Exercise — Return the number of lines that include the string "Energy", without any other text.

Part of a data file
****
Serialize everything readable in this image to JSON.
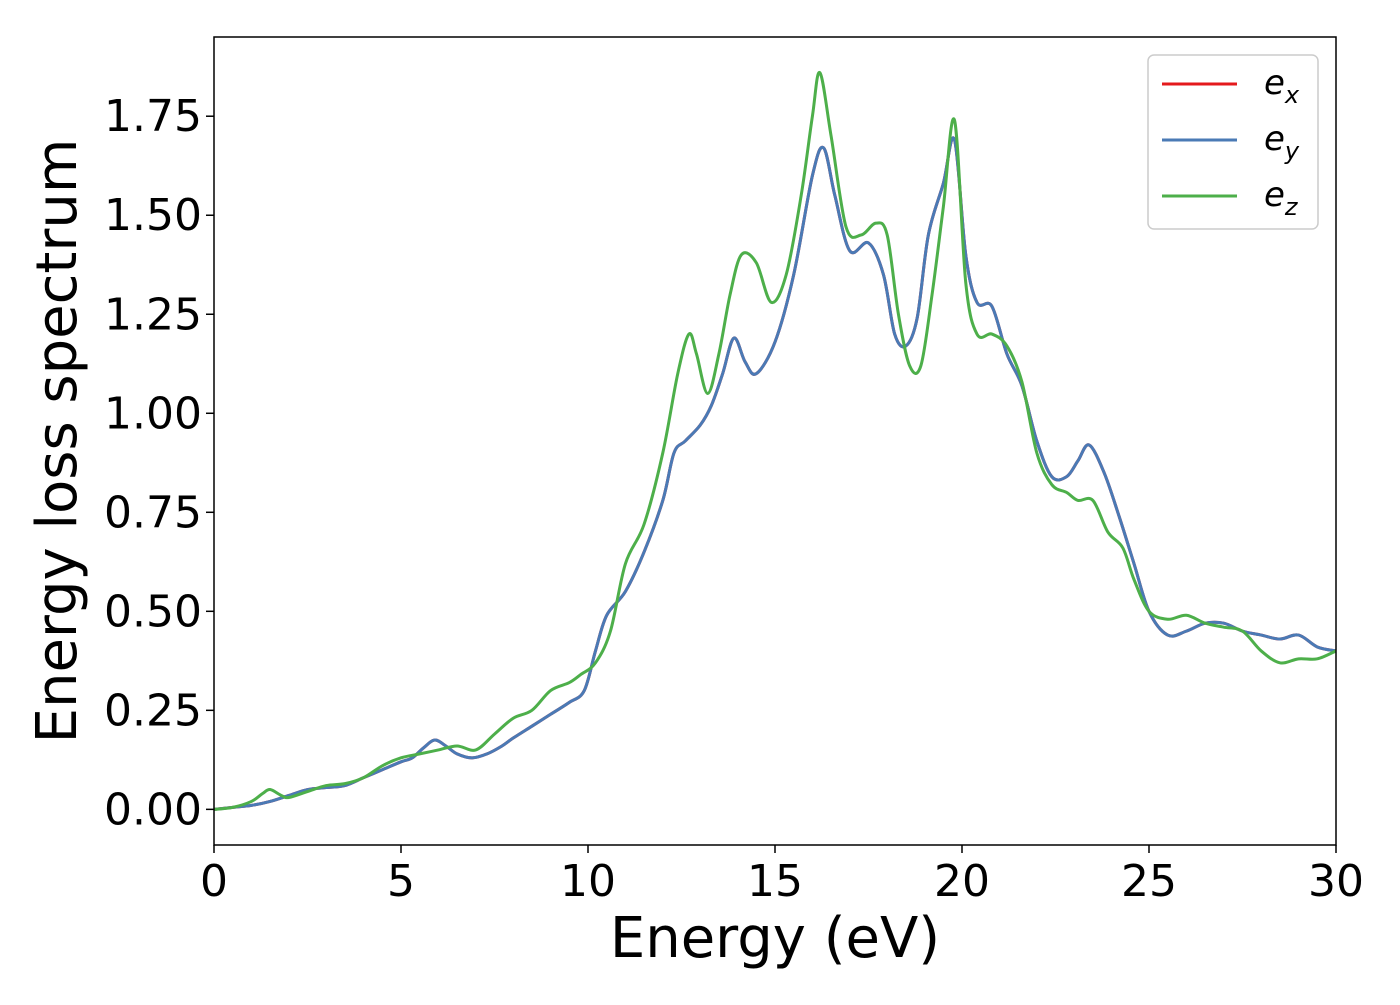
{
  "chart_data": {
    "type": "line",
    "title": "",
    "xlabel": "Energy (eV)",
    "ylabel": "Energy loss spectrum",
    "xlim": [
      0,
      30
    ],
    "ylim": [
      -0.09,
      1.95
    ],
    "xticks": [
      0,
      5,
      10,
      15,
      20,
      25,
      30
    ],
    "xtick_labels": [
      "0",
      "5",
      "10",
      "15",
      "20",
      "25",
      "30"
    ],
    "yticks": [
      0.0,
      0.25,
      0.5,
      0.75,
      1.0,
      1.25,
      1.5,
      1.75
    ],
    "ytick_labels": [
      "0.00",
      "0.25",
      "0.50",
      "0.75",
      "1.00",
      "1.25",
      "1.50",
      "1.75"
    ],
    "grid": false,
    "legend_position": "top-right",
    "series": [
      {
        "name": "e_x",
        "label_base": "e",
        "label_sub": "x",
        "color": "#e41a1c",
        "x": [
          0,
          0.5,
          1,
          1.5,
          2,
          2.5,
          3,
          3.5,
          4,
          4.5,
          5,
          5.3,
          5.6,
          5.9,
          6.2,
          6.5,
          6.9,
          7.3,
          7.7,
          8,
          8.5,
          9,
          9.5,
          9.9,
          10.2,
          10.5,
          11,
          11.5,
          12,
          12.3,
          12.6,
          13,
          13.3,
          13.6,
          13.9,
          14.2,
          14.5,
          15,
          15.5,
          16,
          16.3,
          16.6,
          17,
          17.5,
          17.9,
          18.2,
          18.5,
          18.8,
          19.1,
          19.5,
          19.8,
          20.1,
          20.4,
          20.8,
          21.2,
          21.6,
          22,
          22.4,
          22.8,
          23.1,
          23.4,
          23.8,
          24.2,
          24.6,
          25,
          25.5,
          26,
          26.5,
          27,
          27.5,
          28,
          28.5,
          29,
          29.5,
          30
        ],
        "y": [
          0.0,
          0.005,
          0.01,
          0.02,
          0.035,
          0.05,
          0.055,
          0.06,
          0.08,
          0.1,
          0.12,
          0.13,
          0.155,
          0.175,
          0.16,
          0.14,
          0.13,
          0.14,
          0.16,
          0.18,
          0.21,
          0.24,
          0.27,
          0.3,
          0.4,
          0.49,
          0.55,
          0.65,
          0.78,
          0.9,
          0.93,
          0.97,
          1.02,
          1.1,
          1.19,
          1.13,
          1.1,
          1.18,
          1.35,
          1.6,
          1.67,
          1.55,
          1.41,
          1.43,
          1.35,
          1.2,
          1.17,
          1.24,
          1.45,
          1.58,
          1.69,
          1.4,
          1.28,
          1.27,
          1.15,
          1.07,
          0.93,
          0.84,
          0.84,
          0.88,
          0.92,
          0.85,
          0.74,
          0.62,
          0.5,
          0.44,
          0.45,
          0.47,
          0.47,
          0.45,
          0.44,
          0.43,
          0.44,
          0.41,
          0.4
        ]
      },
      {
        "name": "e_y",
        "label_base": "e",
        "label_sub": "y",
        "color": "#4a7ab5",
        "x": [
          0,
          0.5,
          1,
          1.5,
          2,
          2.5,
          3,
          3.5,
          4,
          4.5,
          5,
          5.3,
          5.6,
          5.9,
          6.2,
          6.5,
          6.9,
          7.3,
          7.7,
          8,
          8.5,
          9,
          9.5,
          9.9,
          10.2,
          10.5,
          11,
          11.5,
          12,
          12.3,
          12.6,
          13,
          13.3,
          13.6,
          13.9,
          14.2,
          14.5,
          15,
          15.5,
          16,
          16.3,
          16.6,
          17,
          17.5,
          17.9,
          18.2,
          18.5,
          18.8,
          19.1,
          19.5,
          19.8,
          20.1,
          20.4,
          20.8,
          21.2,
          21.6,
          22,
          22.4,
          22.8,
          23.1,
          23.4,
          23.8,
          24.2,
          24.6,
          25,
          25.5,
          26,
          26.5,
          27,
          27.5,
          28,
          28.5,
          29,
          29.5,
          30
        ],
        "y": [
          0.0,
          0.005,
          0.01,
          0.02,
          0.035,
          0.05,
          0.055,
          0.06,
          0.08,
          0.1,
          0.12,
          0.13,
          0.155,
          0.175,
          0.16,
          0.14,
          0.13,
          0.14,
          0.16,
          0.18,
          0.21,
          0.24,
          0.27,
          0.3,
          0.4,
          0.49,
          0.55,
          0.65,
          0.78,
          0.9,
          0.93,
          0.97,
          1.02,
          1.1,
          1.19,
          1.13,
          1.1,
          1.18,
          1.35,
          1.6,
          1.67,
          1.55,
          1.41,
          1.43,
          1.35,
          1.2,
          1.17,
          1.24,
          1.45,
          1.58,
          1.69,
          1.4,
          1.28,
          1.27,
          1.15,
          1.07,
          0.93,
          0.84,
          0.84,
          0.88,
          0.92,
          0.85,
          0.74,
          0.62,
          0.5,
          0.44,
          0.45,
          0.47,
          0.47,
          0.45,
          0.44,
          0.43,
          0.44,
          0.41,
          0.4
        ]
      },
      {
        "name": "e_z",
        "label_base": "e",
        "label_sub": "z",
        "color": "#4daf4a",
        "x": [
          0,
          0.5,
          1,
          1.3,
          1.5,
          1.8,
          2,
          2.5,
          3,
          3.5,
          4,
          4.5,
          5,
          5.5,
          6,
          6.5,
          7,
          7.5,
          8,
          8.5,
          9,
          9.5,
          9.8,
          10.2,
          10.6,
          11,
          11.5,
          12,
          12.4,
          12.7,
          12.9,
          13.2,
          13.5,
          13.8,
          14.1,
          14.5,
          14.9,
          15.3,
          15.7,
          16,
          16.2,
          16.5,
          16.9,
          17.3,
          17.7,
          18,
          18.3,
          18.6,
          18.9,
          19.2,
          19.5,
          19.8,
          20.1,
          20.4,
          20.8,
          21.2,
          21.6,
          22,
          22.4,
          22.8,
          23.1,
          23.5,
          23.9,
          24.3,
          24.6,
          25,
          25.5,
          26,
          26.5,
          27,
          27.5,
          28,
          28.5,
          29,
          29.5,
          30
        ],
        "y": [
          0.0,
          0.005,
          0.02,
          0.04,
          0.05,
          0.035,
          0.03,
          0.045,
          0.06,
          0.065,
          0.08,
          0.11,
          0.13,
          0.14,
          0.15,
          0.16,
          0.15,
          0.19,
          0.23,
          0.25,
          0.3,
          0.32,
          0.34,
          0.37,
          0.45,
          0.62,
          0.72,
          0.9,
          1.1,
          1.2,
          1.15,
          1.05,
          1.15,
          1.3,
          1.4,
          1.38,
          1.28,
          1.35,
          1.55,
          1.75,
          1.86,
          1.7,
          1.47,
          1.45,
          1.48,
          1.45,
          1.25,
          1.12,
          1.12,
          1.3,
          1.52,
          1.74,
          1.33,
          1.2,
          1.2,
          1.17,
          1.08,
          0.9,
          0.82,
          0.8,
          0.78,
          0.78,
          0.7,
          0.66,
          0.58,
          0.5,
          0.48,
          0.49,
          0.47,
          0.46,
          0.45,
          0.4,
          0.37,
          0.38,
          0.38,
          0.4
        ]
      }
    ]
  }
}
****
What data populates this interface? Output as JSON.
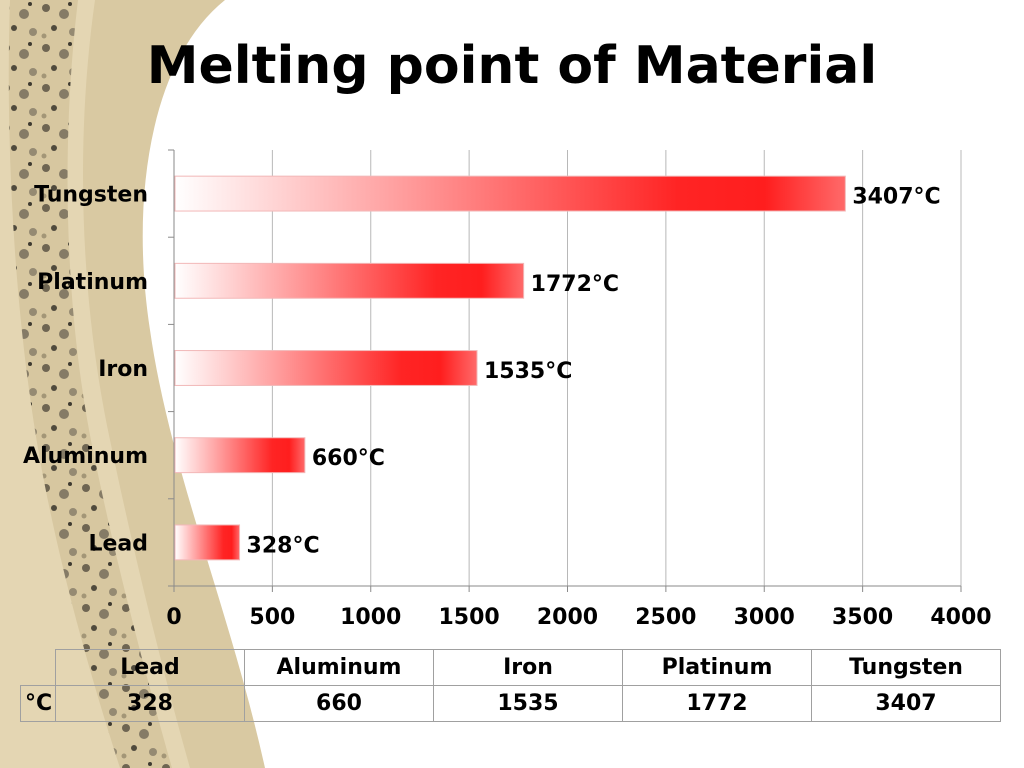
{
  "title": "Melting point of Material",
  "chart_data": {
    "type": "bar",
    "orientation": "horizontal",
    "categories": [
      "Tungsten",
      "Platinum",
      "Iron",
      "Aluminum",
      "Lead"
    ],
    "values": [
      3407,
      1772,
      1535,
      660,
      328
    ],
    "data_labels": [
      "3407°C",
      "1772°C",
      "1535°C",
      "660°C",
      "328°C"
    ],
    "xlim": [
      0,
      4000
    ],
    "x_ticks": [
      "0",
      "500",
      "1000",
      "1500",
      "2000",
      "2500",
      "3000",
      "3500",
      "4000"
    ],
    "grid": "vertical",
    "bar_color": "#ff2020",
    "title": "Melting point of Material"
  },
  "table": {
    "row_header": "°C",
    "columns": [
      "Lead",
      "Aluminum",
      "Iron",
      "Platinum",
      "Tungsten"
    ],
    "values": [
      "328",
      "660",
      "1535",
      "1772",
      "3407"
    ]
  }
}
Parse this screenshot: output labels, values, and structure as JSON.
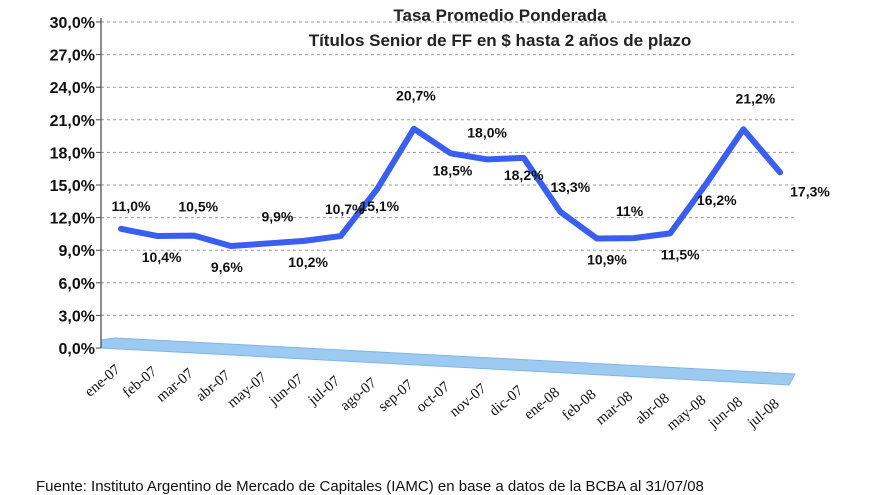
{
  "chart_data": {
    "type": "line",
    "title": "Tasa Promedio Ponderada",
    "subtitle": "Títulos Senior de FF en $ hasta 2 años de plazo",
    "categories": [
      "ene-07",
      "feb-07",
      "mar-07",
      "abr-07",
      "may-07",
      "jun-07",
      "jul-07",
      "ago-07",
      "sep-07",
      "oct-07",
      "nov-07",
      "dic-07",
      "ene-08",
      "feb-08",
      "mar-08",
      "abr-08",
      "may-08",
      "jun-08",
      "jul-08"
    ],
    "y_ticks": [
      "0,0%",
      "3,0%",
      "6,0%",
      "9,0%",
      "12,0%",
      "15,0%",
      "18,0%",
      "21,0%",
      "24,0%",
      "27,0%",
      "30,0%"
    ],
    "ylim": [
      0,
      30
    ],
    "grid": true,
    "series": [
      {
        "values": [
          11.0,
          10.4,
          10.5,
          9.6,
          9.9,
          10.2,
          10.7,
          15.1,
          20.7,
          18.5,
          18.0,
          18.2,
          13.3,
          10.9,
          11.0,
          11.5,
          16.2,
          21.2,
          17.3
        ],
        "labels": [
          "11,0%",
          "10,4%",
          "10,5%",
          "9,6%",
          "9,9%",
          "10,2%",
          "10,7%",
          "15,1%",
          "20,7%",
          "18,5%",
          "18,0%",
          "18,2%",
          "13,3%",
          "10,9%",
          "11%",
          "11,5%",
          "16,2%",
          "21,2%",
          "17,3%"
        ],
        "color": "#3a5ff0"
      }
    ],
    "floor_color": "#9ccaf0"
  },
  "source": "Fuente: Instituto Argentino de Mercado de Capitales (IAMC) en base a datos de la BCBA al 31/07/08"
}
****
Result for this exercise — 2